**** INPUT DATA ****

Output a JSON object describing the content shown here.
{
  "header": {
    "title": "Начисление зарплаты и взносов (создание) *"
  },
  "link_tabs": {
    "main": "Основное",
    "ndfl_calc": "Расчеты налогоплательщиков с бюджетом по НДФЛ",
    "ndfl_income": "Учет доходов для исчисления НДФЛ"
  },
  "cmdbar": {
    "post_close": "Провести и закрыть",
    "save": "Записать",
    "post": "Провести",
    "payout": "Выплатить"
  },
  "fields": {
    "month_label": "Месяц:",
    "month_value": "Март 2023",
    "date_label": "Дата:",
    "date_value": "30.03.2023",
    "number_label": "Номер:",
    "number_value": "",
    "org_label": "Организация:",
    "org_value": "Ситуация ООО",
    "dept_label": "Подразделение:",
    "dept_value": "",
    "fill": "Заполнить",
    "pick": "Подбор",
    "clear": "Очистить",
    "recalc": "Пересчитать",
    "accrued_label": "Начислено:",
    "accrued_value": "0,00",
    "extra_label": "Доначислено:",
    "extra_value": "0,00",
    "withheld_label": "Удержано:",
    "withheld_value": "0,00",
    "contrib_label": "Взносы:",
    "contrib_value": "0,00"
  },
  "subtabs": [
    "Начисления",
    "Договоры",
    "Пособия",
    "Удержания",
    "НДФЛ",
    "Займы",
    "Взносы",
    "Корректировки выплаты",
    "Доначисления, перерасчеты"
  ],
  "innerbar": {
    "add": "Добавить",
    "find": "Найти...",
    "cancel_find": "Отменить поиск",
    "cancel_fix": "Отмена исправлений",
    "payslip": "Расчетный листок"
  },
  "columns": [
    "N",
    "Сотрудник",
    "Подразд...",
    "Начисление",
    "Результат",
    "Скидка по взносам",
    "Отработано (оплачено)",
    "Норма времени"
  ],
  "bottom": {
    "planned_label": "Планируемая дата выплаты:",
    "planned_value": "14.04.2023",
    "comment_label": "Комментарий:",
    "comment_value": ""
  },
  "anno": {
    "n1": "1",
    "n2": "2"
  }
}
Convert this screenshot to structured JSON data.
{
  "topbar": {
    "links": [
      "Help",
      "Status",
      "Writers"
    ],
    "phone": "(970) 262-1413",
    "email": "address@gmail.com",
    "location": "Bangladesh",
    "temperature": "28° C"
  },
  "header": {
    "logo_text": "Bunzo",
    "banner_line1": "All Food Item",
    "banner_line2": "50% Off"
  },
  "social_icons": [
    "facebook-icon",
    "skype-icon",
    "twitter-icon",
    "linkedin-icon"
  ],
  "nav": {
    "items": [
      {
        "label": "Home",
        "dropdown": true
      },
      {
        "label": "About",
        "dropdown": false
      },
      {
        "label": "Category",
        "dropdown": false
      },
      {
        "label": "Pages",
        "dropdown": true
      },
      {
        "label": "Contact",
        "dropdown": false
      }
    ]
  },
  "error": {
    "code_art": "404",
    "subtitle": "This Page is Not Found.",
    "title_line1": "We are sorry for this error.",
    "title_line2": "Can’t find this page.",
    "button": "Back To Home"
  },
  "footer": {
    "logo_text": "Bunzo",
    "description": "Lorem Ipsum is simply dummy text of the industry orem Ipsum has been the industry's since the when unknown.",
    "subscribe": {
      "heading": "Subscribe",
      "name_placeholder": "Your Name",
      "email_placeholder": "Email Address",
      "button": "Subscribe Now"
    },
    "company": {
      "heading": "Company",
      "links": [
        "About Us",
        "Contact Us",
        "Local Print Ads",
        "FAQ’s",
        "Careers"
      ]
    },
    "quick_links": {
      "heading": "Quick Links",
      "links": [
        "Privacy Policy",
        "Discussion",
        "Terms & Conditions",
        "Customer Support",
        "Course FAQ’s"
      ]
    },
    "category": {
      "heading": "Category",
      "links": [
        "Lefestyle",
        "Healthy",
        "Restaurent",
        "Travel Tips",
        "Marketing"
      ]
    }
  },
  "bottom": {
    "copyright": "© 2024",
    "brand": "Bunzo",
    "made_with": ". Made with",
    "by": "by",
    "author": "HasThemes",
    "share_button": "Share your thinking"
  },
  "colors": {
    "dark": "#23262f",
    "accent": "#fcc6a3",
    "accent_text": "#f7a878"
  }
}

****

__EXERCISE INSTRUCTIONS__: Select all lines in the listing that include the word "error".

__REPLY__:
  "error": {
    "title_line1": "We are sorry for this error.",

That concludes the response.